Stored dataset items:
--- START ---

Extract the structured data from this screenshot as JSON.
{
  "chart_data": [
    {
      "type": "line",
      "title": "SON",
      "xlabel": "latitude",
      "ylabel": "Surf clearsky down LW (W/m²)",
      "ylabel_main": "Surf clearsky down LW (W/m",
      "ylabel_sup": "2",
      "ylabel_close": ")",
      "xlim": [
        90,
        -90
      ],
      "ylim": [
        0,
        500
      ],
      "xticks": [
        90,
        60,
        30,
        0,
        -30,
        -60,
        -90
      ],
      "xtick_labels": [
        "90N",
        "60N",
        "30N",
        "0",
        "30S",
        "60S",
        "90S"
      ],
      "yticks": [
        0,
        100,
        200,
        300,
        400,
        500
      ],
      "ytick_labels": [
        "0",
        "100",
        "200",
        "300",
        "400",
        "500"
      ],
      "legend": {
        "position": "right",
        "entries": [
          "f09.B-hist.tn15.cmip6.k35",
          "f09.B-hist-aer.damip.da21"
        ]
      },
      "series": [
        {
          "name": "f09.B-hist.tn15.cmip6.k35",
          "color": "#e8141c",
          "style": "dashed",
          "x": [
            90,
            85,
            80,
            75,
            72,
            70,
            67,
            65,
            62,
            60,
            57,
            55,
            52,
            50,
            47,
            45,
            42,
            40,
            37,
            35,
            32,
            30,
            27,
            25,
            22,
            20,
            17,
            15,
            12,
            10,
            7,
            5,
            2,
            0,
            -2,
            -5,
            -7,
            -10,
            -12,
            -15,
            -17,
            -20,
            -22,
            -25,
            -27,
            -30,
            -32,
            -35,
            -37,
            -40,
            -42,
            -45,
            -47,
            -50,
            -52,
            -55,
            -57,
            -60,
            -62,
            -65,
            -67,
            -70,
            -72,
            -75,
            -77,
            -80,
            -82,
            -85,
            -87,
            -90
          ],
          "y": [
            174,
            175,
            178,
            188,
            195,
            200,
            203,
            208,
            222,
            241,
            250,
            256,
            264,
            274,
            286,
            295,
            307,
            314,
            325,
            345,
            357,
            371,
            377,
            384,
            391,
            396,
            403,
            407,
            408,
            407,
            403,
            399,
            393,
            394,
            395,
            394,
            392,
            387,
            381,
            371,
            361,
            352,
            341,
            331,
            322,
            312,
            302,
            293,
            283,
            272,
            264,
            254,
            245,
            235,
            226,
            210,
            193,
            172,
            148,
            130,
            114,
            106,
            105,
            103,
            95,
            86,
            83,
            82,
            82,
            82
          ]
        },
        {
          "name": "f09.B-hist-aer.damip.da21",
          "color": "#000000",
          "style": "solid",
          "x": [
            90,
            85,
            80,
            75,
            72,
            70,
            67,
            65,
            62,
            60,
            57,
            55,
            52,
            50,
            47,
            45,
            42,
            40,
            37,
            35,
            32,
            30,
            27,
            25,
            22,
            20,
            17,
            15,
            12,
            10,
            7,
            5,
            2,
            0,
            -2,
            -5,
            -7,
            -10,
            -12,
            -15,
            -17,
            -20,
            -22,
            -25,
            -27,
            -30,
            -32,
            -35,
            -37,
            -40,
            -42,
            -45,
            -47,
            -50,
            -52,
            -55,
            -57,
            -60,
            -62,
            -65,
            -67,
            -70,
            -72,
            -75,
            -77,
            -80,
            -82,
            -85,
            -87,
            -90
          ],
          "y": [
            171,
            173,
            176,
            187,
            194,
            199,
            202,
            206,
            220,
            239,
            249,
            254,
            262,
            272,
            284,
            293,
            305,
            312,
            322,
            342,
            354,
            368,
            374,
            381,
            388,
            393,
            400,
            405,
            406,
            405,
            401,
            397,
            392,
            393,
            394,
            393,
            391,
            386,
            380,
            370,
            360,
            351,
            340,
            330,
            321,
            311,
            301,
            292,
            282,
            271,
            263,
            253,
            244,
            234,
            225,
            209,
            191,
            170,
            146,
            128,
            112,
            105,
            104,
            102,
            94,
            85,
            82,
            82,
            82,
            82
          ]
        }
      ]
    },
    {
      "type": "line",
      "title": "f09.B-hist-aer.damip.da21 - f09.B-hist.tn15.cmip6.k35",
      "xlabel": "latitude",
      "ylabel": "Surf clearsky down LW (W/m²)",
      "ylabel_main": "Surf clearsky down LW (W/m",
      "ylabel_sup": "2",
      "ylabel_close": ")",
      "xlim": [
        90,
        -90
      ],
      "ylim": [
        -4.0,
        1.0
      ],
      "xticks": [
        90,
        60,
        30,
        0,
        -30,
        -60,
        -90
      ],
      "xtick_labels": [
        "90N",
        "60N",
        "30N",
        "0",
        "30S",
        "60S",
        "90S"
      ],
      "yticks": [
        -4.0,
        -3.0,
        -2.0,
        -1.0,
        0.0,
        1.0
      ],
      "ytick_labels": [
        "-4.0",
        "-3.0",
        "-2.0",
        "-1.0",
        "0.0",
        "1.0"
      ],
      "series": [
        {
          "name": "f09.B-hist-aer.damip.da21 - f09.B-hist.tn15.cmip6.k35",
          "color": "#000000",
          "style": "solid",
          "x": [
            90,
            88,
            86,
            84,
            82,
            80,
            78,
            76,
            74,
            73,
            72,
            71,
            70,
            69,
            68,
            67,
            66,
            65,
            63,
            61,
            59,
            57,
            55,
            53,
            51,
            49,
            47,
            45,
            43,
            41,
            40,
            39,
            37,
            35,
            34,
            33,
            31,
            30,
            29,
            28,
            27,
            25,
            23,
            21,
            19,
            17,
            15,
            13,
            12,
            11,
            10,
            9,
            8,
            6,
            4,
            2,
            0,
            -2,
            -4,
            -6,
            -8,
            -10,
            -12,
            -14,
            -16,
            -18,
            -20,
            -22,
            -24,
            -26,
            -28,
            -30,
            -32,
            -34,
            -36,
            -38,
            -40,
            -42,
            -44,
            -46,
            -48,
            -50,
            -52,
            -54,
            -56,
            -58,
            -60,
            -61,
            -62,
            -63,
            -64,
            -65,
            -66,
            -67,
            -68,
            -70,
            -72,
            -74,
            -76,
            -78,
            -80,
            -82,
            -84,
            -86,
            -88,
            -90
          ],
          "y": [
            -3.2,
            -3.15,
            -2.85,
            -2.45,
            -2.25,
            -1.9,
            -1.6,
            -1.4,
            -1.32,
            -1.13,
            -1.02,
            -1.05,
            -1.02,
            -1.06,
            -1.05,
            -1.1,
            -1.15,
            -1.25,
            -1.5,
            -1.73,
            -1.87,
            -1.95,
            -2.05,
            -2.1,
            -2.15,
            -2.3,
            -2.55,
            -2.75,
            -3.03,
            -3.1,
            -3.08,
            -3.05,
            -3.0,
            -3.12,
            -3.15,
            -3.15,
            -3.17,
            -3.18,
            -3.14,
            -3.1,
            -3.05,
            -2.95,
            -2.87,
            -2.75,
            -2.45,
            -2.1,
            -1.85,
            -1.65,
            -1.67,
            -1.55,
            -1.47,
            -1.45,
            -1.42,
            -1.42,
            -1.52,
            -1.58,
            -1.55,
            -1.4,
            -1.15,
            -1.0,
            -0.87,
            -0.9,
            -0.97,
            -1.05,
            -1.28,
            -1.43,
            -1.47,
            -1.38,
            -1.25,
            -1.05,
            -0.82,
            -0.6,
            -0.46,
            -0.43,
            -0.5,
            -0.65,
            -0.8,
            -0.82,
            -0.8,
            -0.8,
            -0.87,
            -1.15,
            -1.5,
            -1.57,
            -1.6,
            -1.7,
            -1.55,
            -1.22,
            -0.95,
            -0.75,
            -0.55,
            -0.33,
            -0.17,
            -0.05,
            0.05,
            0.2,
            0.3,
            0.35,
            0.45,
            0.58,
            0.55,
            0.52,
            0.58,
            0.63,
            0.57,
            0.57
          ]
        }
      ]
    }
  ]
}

--- END ---

TASK DIRECTIONS:
Each record must be repeated exactly as it is.

EXERCISE RESULT:
Extract the structured data from this screenshot as JSON.
{
  "chart_data": [
    {
      "type": "line",
      "title": "SON",
      "xlabel": "latitude",
      "ylabel": "Surf clearsky down LW (W/m²)",
      "ylabel_main": "Surf clearsky down LW (W/m",
      "ylabel_sup": "2",
      "ylabel_close": ")",
      "xlim": [
        90,
        -90
      ],
      "ylim": [
        0,
        500
      ],
      "xticks": [
        90,
        60,
        30,
        0,
        -30,
        -60,
        -90
      ],
      "xtick_labels": [
        "90N",
        "60N",
        "30N",
        "0",
        "30S",
        "60S",
        "90S"
      ],
      "yticks": [
        0,
        100,
        200,
        300,
        400,
        500
      ],
      "ytick_labels": [
        "0",
        "100",
        "200",
        "300",
        "400",
        "500"
      ],
      "legend": {
        "position": "right",
        "entries": [
          "f09.B-hist.tn15.cmip6.k35",
          "f09.B-hist-aer.damip.da21"
        ]
      },
      "series": [
        {
          "name": "f09.B-hist.tn15.cmip6.k35",
          "color": "#e8141c",
          "style": "dashed",
          "x": [
            90,
            85,
            80,
            75,
            72,
            70,
            67,
            65,
            62,
            60,
            57,
            55,
            52,
            50,
            47,
            45,
            42,
            40,
            37,
            35,
            32,
            30,
            27,
            25,
            22,
            20,
            17,
            15,
            12,
            10,
            7,
            5,
            2,
            0,
            -2,
            -5,
            -7,
            -10,
            -12,
            -15,
            -17,
            -20,
            -22,
            -25,
            -27,
            -30,
            -32,
            -35,
            -37,
            -40,
            -42,
            -45,
            -47,
            -50,
            -52,
            -55,
            -57,
            -60,
            -62,
            -65,
            -67,
            -70,
            -72,
            -75,
            -77,
            -80,
            -82,
            -85,
            -87,
            -90
          ],
          "y": [
            174,
            175,
            178,
            188,
            195,
            200,
            203,
            208,
            222,
            241,
            250,
            256,
            264,
            274,
            286,
            295,
            307,
            314,
            325,
            345,
            357,
            371,
            377,
            384,
            391,
            396,
            403,
            407,
            408,
            407,
            403,
            399,
            393,
            394,
            395,
            394,
            392,
            387,
            381,
            371,
            361,
            352,
            341,
            331,
            322,
            312,
            302,
            293,
            283,
            272,
            264,
            254,
            245,
            235,
            226,
            210,
            193,
            172,
            148,
            130,
            114,
            106,
            105,
            103,
            95,
            86,
            83,
            82,
            82,
            82
          ]
        },
        {
          "name": "f09.B-hist-aer.damip.da21",
          "color": "#000000",
          "style": "solid",
          "x": [
            90,
            85,
            80,
            75,
            72,
            70,
            67,
            65,
            62,
            60,
            57,
            55,
            52,
            50,
            47,
            45,
            42,
            40,
            37,
            35,
            32,
            30,
            27,
            25,
            22,
            20,
            17,
            15,
            12,
            10,
            7,
            5,
            2,
            0,
            -2,
            -5,
            -7,
            -10,
            -12,
            -15,
            -17,
            -20,
            -22,
            -25,
            -27,
            -30,
            -32,
            -35,
            -37,
            -40,
            -42,
            -45,
            -47,
            -50,
            -52,
            -55,
            -57,
            -60,
            -62,
            -65,
            -67,
            -70,
            -72,
            -75,
            -77,
            -80,
            -82,
            -85,
            -87,
            -90
          ],
          "y": [
            171,
            173,
            176,
            187,
            194,
            199,
            202,
            206,
            220,
            239,
            249,
            254,
            262,
            272,
            284,
            293,
            305,
            312,
            322,
            342,
            354,
            368,
            374,
            381,
            388,
            393,
            400,
            405,
            406,
            405,
            401,
            397,
            392,
            393,
            394,
            393,
            391,
            386,
            380,
            370,
            360,
            351,
            340,
            330,
            321,
            311,
            301,
            292,
            282,
            271,
            263,
            253,
            244,
            234,
            225,
            209,
            191,
            170,
            146,
            128,
            112,
            105,
            104,
            102,
            94,
            85,
            82,
            82,
            82,
            82
          ]
        }
      ]
    },
    {
      "type": "line",
      "title": "f09.B-hist-aer.damip.da21 - f09.B-hist.tn15.cmip6.k35",
      "xlabel": "latitude",
      "ylabel": "Surf clearsky down LW (W/m²)",
      "ylabel_main": "Surf clearsky down LW (W/m",
      "ylabel_sup": "2",
      "ylabel_close": ")",
      "xlim": [
        90,
        -90
      ],
      "ylim": [
        -4.0,
        1.0
      ],
      "xticks": [
        90,
        60,
        30,
        0,
        -30,
        -60,
        -90
      ],
      "xtick_labels": [
        "90N",
        "60N",
        "30N",
        "0",
        "30S",
        "60S",
        "90S"
      ],
      "yticks": [
        -4.0,
        -3.0,
        -2.0,
        -1.0,
        0.0,
        1.0
      ],
      "ytick_labels": [
        "-4.0",
        "-3.0",
        "-2.0",
        "-1.0",
        "0.0",
        "1.0"
      ],
      "series": [
        {
          "name": "f09.B-hist-aer.damip.da21 - f09.B-hist.tn15.cmip6.k35",
          "color": "#000000",
          "style": "solid",
          "x": [
            90,
            88,
            86,
            84,
            82,
            80,
            78,
            76,
            74,
            73,
            72,
            71,
            70,
            69,
            68,
            67,
            66,
            65,
            63,
            61,
            59,
            57,
            55,
            53,
            51,
            49,
            47,
            45,
            43,
            41,
            40,
            39,
            37,
            35,
            34,
            33,
            31,
            30,
            29,
            28,
            27,
            25,
            23,
            21,
            19,
            17,
            15,
            13,
            12,
            11,
            10,
            9,
            8,
            6,
            4,
            2,
            0,
            -2,
            -4,
            -6,
            -8,
            -10,
            -12,
            -14,
            -16,
            -18,
            -20,
            -22,
            -24,
            -26,
            -28,
            -30,
            -32,
            -34,
            -36,
            -38,
            -40,
            -42,
            -44,
            -46,
            -48,
            -50,
            -52,
            -54,
            -56,
            -58,
            -60,
            -61,
            -62,
            -63,
            -64,
            -65,
            -66,
            -67,
            -68,
            -70,
            -72,
            -74,
            -76,
            -78,
            -80,
            -82,
            -84,
            -86,
            -88,
            -90
          ],
          "y": [
            -3.2,
            -3.15,
            -2.85,
            -2.45,
            -2.25,
            -1.9,
            -1.6,
            -1.4,
            -1.32,
            -1.13,
            -1.02,
            -1.05,
            -1.02,
            -1.06,
            -1.05,
            -1.1,
            -1.15,
            -1.25,
            -1.5,
            -1.73,
            -1.87,
            -1.95,
            -2.05,
            -2.1,
            -2.15,
            -2.3,
            -2.55,
            -2.75,
            -3.03,
            -3.1,
            -3.08,
            -3.05,
            -3.0,
            -3.12,
            -3.15,
            -3.15,
            -3.17,
            -3.18,
            -3.14,
            -3.1,
            -3.05,
            -2.95,
            -2.87,
            -2.75,
            -2.45,
            -2.1,
            -1.85,
            -1.65,
            -1.67,
            -1.55,
            -1.47,
            -1.45,
            -1.42,
            -1.42,
            -1.52,
            -1.58,
            -1.55,
            -1.4,
            -1.15,
            -1.0,
            -0.87,
            -0.9,
            -0.97,
            -1.05,
            -1.28,
            -1.43,
            -1.47,
            -1.38,
            -1.25,
            -1.05,
            -0.82,
            -0.6,
            -0.46,
            -0.43,
            -0.5,
            -0.65,
            -0.8,
            -0.82,
            -0.8,
            -0.8,
            -0.87,
            -1.15,
            -1.5,
            -1.57,
            -1.6,
            -1.7,
            -1.55,
            -1.22,
            -0.95,
            -0.75,
            -0.55,
            -0.33,
            -0.17,
            -0.05,
            0.05,
            0.2,
            0.3,
            0.35,
            0.45,
            0.58,
            0.55,
            0.52,
            0.58,
            0.63,
            0.57,
            0.57
          ]
        }
      ]
    }
  ]
}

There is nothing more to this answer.